> [TASK GOAL]:
Set down every entry word for word. Omit the pictures.

* Begin *

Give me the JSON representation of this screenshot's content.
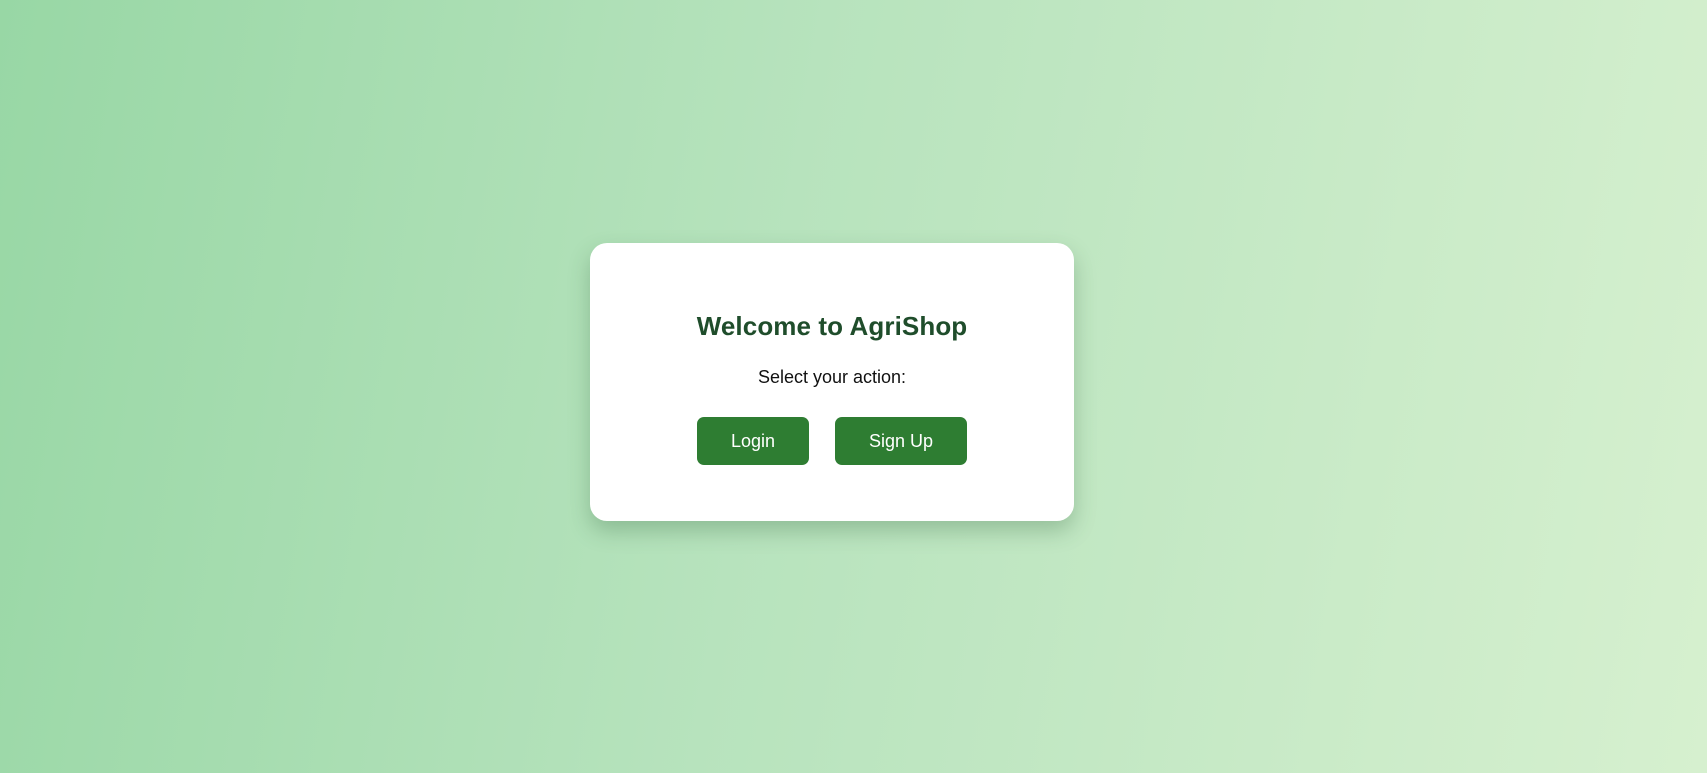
{
  "card": {
    "title": "Welcome to AgriShop",
    "subtitle": "Select your action:",
    "login_label": "Login",
    "signup_label": "Sign Up"
  },
  "colors": {
    "accent": "#2e7d32",
    "title": "#1f4d2b",
    "background_start": "#98d7a5",
    "background_end": "#d6f0cf"
  }
}
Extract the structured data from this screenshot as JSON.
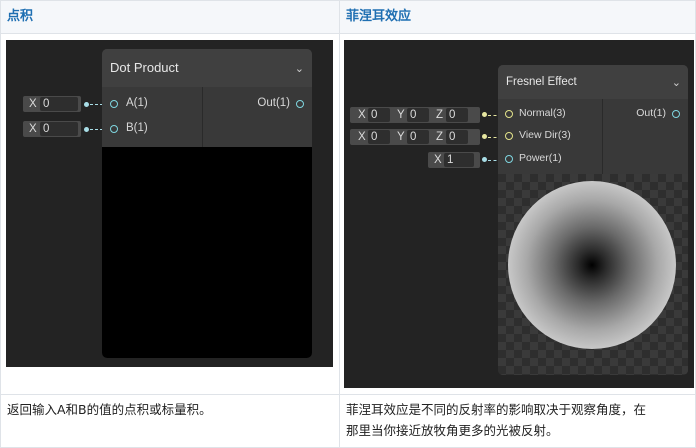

* End *

> [WRITTEN SOLUTION]:
Give me the JSON representation of this screenshot's content.
{
  "card": {
    "title": "Welcome to AgriShop",
    "subtitle": "Select your action:",
    "login_label": "Login",
    "signup_label": "Sign Up"
  },
  "colors": {
    "accent": "#2e7d32",
    "title": "#1f4d2b",
    "background_start": "#98d7a5",
    "background_end": "#d6f0cf"
  }
}
Extract the structured data from this screenshot as JSON.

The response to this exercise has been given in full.